▸ **Extract**
* * * * *

This plan focuses on the changes in the human resource where changes in roles are likely to affect operations. Differences in cultures of the merging organizations; Marcklik Inc and Software Solutions need to be effectively brought together to come up with a neutral culture. These are changes that could be challenging to employees hence the need for proper planning and management of the change process. This change management plan lays out the procedures for employee selection in managerial positions and elimination of some workers following the merger. It defines the time frames required for implementation of the changes, training procedures and evaluation procedures to check the progress of the change and the effects resulting from the changes. It also gives suggestions for rewards for high performance and provides options for employees to give recommendations or request changes that they deem necessary for best results.
Implementing change within the organization should not be a complex undertaking. Managing this change and ensuring that it achieves the desired objectives however isthe most challenging task. Not only does it require knowledge of the intended change but also calls for keen follow-ups into the progress in the change process. Failure to understand organizational change management, poor communication, incompetence in the workforce and inadequate training could thwart the change process which is the reason why this change plan will address these issues. The change management plan is meant to re-organize the management and staff responsibilities for Marcklik Solutions Inc which is the result of a merger between Marcklik Inc and Software Solutions. This plan will also ensure that a common culture is implemented within the new organization so as ensure smooth operations. These will aid the organization in achieving the objectives of the merger. Marcklic Inc has been supplying computer hardware for the last six years now. The merger with Software solutions therefore presents an opportunity for the new company to deal with both hardware and software products. This is not the only benefit that the organization will obtain but it could record increased sales, elevated brand value and cost savings. This however will not come easy due to the change problems associated with mergers. There is bound to be elimination of some staff members and the organizational chain of command will change. This may not auger well with everyone’s interests within the organization. The ultimate objectives must however be met.

* * * * *

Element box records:
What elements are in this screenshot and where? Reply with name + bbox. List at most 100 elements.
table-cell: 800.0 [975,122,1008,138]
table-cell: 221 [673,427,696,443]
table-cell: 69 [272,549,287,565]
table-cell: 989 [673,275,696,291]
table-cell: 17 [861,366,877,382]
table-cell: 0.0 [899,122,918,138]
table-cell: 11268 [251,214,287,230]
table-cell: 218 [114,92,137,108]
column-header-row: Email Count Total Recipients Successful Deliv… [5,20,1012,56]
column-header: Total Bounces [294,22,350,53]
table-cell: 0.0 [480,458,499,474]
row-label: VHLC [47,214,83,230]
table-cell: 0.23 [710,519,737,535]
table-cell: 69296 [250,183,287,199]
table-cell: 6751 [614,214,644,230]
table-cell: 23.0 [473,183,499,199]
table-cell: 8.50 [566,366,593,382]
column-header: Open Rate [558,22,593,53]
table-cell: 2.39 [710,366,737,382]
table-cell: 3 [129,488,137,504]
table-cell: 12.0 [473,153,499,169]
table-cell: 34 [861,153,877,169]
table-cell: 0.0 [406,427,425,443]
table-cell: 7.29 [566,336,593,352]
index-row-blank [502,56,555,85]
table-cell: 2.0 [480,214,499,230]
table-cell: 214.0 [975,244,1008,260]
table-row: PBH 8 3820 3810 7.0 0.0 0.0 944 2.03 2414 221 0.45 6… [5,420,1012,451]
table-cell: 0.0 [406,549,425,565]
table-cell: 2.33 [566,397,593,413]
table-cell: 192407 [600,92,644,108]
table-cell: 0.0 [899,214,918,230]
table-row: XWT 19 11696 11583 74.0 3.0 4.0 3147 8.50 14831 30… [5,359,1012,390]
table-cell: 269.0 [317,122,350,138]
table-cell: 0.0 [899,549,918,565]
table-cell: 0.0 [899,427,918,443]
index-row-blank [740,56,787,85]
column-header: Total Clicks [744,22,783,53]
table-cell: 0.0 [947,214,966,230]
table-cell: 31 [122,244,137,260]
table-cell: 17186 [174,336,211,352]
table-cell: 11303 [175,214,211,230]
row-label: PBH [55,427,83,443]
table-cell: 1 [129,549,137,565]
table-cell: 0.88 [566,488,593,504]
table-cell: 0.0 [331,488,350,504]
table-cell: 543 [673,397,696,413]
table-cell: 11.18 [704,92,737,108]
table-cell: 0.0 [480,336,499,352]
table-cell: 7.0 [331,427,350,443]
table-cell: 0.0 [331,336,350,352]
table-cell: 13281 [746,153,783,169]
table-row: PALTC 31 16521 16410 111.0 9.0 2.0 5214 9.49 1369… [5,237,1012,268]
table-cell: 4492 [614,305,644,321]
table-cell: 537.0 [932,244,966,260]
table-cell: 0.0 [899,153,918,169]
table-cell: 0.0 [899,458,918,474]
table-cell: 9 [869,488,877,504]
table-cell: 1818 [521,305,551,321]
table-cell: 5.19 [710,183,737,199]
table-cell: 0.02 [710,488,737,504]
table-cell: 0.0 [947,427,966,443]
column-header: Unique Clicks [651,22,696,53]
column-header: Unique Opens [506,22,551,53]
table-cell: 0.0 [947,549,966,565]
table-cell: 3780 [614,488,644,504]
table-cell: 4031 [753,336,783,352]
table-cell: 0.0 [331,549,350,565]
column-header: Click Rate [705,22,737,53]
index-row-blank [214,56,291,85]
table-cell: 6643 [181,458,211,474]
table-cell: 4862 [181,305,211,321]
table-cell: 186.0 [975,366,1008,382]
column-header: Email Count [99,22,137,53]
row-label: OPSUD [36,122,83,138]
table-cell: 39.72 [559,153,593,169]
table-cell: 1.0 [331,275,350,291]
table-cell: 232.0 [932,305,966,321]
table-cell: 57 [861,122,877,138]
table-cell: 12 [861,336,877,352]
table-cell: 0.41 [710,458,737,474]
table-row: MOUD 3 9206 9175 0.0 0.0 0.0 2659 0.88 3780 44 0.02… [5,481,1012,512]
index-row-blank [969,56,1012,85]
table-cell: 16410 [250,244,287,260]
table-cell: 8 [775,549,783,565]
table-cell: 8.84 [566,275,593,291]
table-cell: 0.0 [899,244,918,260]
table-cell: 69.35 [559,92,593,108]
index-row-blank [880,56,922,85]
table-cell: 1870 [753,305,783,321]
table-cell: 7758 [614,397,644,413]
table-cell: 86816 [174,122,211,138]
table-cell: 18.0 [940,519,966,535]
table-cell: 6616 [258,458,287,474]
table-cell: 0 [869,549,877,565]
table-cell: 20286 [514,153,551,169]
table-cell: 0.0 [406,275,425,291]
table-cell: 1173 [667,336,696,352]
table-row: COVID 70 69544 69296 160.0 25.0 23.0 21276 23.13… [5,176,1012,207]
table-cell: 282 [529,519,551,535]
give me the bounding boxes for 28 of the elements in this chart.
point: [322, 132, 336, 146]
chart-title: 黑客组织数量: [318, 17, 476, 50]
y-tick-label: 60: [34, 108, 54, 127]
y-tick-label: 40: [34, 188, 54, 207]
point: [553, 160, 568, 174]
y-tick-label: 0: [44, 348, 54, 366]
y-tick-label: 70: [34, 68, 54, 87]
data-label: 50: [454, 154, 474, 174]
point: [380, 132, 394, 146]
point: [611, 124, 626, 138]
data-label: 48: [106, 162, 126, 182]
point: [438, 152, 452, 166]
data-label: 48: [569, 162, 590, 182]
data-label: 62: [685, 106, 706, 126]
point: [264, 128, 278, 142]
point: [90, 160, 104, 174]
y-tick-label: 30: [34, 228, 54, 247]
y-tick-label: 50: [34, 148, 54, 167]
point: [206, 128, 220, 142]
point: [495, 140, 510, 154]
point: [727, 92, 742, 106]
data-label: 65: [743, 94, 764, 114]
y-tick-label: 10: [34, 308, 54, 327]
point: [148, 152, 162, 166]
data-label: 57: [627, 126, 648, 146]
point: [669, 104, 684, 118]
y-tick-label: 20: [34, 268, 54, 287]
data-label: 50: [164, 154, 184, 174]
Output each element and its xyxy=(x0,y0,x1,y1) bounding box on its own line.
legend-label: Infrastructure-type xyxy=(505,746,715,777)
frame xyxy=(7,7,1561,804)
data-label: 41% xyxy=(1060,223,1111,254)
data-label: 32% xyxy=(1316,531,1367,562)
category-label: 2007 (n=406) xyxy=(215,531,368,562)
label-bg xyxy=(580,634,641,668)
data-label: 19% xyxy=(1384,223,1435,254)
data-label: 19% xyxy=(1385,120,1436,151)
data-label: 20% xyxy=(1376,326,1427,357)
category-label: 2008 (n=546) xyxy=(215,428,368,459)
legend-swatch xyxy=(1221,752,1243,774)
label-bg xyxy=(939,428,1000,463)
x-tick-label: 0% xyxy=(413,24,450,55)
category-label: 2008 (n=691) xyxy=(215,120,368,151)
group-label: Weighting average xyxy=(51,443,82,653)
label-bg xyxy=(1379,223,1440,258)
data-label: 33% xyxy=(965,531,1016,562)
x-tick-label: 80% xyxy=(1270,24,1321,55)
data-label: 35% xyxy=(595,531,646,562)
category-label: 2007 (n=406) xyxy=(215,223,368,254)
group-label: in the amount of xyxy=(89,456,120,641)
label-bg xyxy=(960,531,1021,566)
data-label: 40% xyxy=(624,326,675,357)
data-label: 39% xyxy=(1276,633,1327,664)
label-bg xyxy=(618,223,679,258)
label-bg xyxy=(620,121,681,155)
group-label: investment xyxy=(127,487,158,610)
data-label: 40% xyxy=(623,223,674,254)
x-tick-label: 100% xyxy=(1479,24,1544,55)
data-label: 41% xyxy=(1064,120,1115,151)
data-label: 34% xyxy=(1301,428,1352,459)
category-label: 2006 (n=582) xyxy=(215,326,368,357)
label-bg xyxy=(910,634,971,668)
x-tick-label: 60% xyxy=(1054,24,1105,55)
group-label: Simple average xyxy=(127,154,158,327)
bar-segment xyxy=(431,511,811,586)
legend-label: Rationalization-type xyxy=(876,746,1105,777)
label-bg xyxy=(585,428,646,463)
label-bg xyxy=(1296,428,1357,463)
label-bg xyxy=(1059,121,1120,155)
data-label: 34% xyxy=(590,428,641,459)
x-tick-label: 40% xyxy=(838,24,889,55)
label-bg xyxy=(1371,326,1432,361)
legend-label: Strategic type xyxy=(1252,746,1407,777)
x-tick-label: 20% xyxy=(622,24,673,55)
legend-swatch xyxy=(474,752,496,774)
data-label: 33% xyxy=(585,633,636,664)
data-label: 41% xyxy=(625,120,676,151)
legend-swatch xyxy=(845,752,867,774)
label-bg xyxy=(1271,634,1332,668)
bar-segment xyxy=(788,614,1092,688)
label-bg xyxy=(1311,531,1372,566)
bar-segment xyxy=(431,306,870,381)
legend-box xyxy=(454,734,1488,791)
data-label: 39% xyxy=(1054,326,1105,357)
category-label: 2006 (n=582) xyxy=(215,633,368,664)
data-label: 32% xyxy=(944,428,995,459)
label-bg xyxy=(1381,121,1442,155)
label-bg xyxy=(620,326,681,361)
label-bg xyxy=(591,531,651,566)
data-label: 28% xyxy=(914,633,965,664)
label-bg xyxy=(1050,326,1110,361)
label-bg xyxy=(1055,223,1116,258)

* * * * *

▸ **Tasks to complete**
- A) Print the records from their first line down to the line containing "table-cell: 0.23 [710,519,737,535]", with both ends included.
- B) Write a continuation of the text on the merger change management plan.
The text and the records have nothing to do with each other.

▸ **Outputs in order**
- A)
What elements are in this screenshot and where? Reply with name + bbox. List at most 100 elements.
table-cell: 800.0 [975,122,1008,138]
table-cell: 221 [673,427,696,443]
table-cell: 69 [272,549,287,565]
table-cell: 989 [673,275,696,291]
table-cell: 17 [861,366,877,382]
table-cell: 0.0 [899,122,918,138]
table-cell: 11268 [251,214,287,230]
table-cell: 218 [114,92,137,108]
column-header-row: Email Count Total Recipients Successful Deliv… [5,20,1012,56]
column-header: Total Bounces [294,22,350,53]
table-cell: 0.0 [480,458,499,474]
row-label: VHLC [47,214,83,230]
table-cell: 0.23 [710,519,737,535]

- B)
The need for this change management plan is both timely and necessary. Management specialists maintain that a plan should be availed if changes designed to enhance the performance of the organization are to be achieved. A change management plan for Marcklik Solutions is especially important because of the following factors:
a) A merger involves the incorporation of two companies with different cultures which could pose a real challenge in the resulting organization.
b) Management re-shuffles are highly necessary and this implies that new organizational structures and titles will have to be formulated.
c) Given the above changes, resistance could be quite dominant. It is a common occurrence for managers to quit after mergers as a result of their change in ranks following a merger.
d) These challenges can only be overcome through following the change management plan so that the objectives of the merger are met. This comprehensively structured change management plan is just what the organization needs.
The purpose of this change management plan is to enhance a successful transition of the company and its shareholders following changes brought about by the merger. The plan will ensure that all changes are well coordinated throughout the project lifetime and that reviews and approvals are made to any proposed changes during implementation of the project. Approved changes must then be communicated to stakeholders.
Goals and objectives
· To guide employees through the change process until it is effectively implemented in the organization.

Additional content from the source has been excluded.